- [Exercise]:
Copy every line of the listing exactly.

----- Data shown -----

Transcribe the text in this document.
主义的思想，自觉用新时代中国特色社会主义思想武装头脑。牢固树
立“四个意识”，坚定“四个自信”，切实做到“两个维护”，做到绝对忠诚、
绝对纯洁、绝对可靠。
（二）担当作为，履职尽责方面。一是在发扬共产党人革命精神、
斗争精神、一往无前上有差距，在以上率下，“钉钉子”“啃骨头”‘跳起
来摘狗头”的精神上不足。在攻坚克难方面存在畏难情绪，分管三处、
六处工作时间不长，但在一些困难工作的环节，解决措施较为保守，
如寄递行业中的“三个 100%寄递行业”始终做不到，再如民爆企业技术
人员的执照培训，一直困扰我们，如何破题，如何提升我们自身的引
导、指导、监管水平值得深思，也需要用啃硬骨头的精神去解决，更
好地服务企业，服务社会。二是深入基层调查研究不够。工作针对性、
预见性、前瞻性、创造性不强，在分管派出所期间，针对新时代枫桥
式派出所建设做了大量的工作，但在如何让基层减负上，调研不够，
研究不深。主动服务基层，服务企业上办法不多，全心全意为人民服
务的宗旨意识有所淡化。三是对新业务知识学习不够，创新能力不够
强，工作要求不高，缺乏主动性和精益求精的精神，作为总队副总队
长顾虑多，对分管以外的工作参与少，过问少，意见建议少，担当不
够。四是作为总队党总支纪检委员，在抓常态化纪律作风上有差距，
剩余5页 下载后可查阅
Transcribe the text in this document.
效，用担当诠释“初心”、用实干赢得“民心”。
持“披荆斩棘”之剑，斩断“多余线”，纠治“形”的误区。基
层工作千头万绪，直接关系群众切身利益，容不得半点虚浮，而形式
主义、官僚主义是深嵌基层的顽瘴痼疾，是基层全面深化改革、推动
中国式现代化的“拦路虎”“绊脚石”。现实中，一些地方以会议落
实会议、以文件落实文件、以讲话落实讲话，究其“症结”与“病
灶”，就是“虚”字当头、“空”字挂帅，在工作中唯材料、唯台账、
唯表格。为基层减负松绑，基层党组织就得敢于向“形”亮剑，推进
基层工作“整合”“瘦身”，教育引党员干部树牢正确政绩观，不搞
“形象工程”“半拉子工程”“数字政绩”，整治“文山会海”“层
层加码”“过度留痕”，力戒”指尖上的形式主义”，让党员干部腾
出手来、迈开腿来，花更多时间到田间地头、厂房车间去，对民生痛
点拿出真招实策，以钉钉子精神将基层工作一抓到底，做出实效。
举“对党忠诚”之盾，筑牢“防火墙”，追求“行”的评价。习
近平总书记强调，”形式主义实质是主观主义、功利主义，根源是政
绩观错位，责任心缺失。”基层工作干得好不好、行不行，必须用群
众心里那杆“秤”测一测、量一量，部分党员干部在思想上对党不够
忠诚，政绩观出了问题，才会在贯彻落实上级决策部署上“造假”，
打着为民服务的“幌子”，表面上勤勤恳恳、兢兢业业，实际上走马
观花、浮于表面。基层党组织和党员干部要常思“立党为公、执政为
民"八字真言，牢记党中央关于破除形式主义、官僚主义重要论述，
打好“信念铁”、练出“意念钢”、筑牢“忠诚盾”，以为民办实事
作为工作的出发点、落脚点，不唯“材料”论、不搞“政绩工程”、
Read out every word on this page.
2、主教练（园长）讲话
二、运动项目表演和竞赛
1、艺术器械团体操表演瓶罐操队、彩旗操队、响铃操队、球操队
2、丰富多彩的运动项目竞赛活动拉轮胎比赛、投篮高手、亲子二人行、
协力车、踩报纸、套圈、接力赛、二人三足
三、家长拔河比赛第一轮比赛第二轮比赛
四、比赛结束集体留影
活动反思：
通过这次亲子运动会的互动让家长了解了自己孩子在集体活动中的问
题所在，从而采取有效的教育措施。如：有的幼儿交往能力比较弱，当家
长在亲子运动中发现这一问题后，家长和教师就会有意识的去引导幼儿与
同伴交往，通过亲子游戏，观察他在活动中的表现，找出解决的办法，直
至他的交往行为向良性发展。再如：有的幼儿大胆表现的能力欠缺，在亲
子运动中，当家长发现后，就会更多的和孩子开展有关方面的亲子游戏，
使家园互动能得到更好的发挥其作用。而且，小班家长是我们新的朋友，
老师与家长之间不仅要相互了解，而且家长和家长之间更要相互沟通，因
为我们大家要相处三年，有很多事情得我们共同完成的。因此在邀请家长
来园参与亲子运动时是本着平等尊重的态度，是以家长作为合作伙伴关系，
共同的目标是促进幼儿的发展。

-----

- [Correct response]:
Transcribe the text in this document.
主义的思想，自觉用新时代中国特色社会主义思想武装头脑。牢固树
立“四个意识”，坚定“四个自信”，切实做到“两个维护”，做到绝对忠诚、
绝对纯洁、绝对可靠。
（二）担当作为，履职尽责方面。一是在发扬共产党人革命精神、
斗争精神、一往无前上有差距，在以上率下，“钉钉子”“啃骨头”‘跳起
来摘狗头”的精神上不足。在攻坚克难方面存在畏难情绪，分管三处、
六处工作时间不长，但在一些困难工作的环节，解决措施较为保守，
如寄递行业中的“三个 100%寄递行业”始终做不到，再如民爆企业技术
人员的执照培训，一直困扰我们，如何破题，如何提升我们自身的引
导、指导、监管水平值得深思，也需要用啃硬骨头的精神去解决，更
好地服务企业，服务社会。二是深入基层调查研究不够。工作针对性、
预见性、前瞻性、创造性不强，在分管派出所期间，针对新时代枫桥
式派出所建设做了大量的工作，但在如何让基层减负上，调研不够，
研究不深。主动服务基层，服务企业上办法不多，全心全意为人民服
务的宗旨意识有所淡化。三是对新业务知识学习不够，创新能力不够
强，工作要求不高，缺乏主动性和精益求精的精神，作为总队副总队
长顾虑多，对分管以外的工作参与少，过问少，意见建议少，担当不
够。四是作为总队党总支纪检委员，在抓常态化纪律作风上有差距，
剩余5页 下载后可查阅
Transcribe the text in this document.
效，用担当诠释“初心”、用实干赢得“民心”。
持“披荆斩棘”之剑，斩断“多余线”，纠治“形”的误区。基
层工作千头万绪，直接关系群众切身利益，容不得半点虚浮，而形式
主义、官僚主义是深嵌基层的顽瘴痼疾，是基层全面深化改革、推动
中国式现代化的“拦路虎”“绊脚石”。现实中，一些地方以会议落
实会议、以文件落实文件、以讲话落实讲话，究其“症结”与“病
灶”，就是“虚”字当头、“空”字挂帅，在工作中唯材料、唯台账、
唯表格。为基层减负松绑，基层党组织就得敢于向“形”亮剑，推进
基层工作“整合”“瘦身”，教育引党员干部树牢正确政绩观，不搞
“形象工程”“半拉子工程”“数字政绩”，整治“文山会海”“层
层加码”“过度留痕”，力戒”指尖上的形式主义”，让党员干部腾
出手来、迈开腿来，花更多时间到田间地头、厂房车间去，对民生痛
点拿出真招实策，以钉钉子精神将基层工作一抓到底，做出实效。
举“对党忠诚”之盾，筑牢“防火墙”，追求“行”的评价。习
近平总书记强调，”形式主义实质是主观主义、功利主义，根源是政
绩观错位，责任心缺失。”基层工作干得好不好、行不行，必须用群
众心里那杆“秤”测一测、量一量，部分党员干部在思想上对党不够
忠诚，政绩观出了问题，才会在贯彻落实上级决策部署上“造假”，
打着为民服务的“幌子”，表面上勤勤恳恳、兢兢业业，实际上走马
观花、浮于表面。基层党组织和党员干部要常思“立党为公、执政为
民"八字真言，牢记党中央关于破除形式主义、官僚主义重要论述，
打好“信念铁”、练出“意念钢”、筑牢“忠诚盾”，以为民办实事
作为工作的出发点、落脚点，不唯“材料”论、不搞“政绩工程”、
Read out every word on this page.
2、主教练（园长）讲话
二、运动项目表演和竞赛
1、艺术器械团体操表演瓶罐操队、彩旗操队、响铃操队、球操队
2、丰富多彩的运动项目竞赛活动拉轮胎比赛、投篮高手、亲子二人行、
协力车、踩报纸、套圈、接力赛、二人三足
三、家长拔河比赛第一轮比赛第二轮比赛
四、比赛结束集体留影
活动反思：
通过这次亲子运动会的互动让家长了解了自己孩子在集体活动中的问
题所在，从而采取有效的教育措施。如：有的幼儿交往能力比较弱，当家
长在亲子运动中发现这一问题后，家长和教师就会有意识的去引导幼儿与
同伴交往，通过亲子游戏，观察他在活动中的表现，找出解决的办法，直
至他的交往行为向良性发展。再如：有的幼儿大胆表现的能力欠缺，在亲
子运动中，当家长发现后，就会更多的和孩子开展有关方面的亲子游戏，
使家园互动能得到更好的发挥其作用。而且，小班家长是我们新的朋友，
老师与家长之间不仅要相互了解，而且家长和家长之间更要相互沟通，因
为我们大家要相处三年，有很多事情得我们共同完成的。因此在邀请家长
来园参与亲子运动时是本着平等尊重的态度，是以家长作为合作伙伴关系，
共同的目标是促进幼儿的发展。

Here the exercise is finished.